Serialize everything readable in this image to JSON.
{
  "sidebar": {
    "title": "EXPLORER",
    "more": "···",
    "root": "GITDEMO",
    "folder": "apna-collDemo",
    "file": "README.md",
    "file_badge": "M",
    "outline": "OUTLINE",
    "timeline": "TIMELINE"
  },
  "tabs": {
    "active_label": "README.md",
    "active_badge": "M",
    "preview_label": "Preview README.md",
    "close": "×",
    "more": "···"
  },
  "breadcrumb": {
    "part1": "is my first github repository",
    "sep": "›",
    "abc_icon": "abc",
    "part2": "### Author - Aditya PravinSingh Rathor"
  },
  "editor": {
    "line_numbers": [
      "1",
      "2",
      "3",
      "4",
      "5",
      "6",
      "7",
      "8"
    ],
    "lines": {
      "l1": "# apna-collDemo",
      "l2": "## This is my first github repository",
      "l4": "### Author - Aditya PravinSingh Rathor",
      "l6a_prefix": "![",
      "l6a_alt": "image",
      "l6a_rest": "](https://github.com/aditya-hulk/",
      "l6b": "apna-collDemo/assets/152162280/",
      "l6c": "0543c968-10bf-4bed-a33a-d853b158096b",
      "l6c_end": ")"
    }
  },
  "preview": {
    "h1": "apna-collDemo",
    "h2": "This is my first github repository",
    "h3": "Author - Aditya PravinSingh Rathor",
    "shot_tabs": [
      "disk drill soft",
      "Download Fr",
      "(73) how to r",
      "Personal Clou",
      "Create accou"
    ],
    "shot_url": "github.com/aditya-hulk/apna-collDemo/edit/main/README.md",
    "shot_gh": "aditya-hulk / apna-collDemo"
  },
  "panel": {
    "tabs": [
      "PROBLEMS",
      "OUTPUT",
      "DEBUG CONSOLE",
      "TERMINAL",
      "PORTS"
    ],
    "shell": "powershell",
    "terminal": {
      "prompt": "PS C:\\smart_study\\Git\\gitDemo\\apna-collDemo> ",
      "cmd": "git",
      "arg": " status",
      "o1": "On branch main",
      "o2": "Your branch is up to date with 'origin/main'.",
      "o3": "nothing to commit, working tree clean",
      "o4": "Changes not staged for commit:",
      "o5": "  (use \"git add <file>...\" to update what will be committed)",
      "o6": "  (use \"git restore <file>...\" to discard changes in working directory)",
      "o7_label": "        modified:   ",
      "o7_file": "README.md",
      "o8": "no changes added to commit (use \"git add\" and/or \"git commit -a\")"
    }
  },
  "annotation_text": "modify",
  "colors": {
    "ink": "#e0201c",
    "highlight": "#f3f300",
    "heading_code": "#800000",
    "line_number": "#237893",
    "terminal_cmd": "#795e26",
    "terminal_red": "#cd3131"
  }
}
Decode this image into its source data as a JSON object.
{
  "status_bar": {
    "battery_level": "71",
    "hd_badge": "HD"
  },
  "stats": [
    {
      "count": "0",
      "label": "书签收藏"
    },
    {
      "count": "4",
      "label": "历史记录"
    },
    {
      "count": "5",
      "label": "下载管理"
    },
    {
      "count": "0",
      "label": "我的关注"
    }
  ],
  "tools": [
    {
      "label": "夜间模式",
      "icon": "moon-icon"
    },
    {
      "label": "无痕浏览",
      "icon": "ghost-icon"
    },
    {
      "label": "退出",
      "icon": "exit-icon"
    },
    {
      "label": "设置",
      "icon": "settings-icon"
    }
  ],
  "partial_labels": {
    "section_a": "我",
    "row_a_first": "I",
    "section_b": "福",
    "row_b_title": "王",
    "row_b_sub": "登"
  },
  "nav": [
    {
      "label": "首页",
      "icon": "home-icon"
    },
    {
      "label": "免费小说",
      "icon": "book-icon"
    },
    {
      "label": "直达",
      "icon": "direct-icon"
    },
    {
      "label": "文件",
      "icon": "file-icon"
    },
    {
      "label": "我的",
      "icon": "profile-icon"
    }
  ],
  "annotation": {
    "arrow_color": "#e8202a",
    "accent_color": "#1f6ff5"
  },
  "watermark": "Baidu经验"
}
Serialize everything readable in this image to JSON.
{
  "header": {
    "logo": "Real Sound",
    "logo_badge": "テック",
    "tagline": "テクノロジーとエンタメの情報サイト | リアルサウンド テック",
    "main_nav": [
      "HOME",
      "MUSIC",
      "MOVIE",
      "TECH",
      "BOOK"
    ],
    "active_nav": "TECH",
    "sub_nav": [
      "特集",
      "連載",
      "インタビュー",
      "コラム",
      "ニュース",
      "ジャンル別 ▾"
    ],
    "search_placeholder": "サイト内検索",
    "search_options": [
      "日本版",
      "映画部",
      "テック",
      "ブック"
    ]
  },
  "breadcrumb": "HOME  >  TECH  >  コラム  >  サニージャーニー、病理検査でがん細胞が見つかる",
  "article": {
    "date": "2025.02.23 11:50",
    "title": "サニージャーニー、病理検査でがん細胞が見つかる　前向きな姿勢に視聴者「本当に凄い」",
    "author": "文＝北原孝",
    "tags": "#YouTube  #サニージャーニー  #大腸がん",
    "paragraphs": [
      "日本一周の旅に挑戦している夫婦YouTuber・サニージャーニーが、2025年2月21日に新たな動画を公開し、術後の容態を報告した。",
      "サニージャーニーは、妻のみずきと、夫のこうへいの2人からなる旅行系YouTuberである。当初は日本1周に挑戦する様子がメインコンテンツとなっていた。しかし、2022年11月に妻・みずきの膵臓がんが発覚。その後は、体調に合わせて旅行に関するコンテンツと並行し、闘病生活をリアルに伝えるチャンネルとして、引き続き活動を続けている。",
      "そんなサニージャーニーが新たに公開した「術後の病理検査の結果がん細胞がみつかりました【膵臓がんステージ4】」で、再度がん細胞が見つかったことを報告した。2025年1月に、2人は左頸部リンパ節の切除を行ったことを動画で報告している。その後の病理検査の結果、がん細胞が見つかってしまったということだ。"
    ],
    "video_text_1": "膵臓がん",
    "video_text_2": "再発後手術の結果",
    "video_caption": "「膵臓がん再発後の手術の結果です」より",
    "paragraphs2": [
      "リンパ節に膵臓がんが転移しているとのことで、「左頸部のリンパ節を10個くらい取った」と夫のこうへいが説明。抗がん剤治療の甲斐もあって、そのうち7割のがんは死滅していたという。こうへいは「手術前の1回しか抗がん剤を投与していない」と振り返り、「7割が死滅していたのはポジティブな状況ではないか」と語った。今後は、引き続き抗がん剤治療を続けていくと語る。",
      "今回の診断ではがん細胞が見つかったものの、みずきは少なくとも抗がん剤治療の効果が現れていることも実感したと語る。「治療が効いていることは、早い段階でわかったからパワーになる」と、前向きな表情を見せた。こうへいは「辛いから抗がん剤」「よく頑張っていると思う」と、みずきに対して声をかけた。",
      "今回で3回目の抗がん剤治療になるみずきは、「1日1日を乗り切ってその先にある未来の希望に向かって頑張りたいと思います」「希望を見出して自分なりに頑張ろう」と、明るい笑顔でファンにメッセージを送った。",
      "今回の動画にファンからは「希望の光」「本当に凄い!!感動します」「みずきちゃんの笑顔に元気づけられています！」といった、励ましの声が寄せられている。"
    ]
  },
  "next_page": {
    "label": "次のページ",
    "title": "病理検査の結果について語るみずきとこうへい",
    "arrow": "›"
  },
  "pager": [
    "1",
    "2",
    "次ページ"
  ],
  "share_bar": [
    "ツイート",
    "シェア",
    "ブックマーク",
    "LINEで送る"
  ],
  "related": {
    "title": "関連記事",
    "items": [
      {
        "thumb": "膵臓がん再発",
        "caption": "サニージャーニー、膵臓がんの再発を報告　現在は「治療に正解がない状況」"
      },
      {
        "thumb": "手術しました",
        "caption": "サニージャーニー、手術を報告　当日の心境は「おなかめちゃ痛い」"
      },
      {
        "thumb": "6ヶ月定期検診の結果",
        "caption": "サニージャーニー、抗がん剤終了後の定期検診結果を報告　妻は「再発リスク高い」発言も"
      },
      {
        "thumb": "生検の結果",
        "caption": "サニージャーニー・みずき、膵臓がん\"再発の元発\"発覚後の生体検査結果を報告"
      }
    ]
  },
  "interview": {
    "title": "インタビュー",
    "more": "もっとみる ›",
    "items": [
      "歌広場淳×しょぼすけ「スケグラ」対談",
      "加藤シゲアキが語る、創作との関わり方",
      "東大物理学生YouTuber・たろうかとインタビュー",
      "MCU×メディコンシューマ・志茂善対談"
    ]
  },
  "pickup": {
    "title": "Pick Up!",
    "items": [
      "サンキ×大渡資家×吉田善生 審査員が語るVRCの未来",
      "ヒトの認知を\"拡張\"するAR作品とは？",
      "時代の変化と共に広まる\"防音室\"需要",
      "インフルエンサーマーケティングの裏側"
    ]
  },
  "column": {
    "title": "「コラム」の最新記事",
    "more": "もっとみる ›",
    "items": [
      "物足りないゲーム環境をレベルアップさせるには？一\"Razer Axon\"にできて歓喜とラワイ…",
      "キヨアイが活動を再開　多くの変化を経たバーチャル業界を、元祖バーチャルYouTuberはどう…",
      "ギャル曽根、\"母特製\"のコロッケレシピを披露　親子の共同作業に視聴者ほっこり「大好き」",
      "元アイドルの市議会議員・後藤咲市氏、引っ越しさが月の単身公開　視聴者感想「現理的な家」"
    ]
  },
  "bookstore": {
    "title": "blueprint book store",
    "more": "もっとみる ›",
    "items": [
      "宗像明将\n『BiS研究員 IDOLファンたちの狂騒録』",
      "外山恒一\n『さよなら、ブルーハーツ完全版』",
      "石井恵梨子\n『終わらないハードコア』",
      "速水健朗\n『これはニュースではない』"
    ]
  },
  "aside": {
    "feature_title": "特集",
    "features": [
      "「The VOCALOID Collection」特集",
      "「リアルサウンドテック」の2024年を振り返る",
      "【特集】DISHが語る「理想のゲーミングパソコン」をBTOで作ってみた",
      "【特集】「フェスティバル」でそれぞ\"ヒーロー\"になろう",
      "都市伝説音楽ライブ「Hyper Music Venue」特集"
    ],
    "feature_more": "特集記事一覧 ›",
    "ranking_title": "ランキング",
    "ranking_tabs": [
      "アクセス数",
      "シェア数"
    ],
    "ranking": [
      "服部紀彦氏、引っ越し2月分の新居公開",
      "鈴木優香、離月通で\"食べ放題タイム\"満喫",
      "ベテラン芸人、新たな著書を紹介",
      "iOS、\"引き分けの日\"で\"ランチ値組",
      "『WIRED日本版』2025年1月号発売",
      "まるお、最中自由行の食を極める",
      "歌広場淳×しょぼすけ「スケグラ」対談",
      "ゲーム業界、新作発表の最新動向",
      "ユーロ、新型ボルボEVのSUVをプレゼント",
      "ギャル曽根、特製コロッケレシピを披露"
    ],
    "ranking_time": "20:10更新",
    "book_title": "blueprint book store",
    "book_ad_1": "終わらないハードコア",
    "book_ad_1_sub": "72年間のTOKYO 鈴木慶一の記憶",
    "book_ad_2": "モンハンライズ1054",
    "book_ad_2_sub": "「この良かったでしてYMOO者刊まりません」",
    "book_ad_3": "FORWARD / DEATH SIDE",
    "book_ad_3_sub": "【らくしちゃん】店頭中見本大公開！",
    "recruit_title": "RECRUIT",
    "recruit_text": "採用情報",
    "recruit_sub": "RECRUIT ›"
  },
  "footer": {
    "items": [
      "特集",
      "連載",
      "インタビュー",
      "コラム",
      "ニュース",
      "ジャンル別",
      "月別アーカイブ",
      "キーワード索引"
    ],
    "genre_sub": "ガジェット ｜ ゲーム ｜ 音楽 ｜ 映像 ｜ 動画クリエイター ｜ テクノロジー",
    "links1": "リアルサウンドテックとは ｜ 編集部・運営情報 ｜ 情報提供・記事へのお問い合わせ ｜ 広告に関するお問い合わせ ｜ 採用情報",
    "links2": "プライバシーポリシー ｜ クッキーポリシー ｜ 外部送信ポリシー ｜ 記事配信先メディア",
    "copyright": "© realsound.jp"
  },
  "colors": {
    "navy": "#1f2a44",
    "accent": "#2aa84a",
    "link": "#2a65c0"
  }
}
++++++++++
What is needed:
Copy out each line in the listing that has the word "本当に凄い".

In response:
    "title": "サニージャーニー、病理検査でがん細胞が見つかる　前向きな姿勢に視聴者「本当に凄い」",
      "今回の動画にファンからは「希望の光」「本当に凄い!!感動します」「みずきちゃんの笑顔に元気づけられています！」といった、励ましの声が寄せられている。"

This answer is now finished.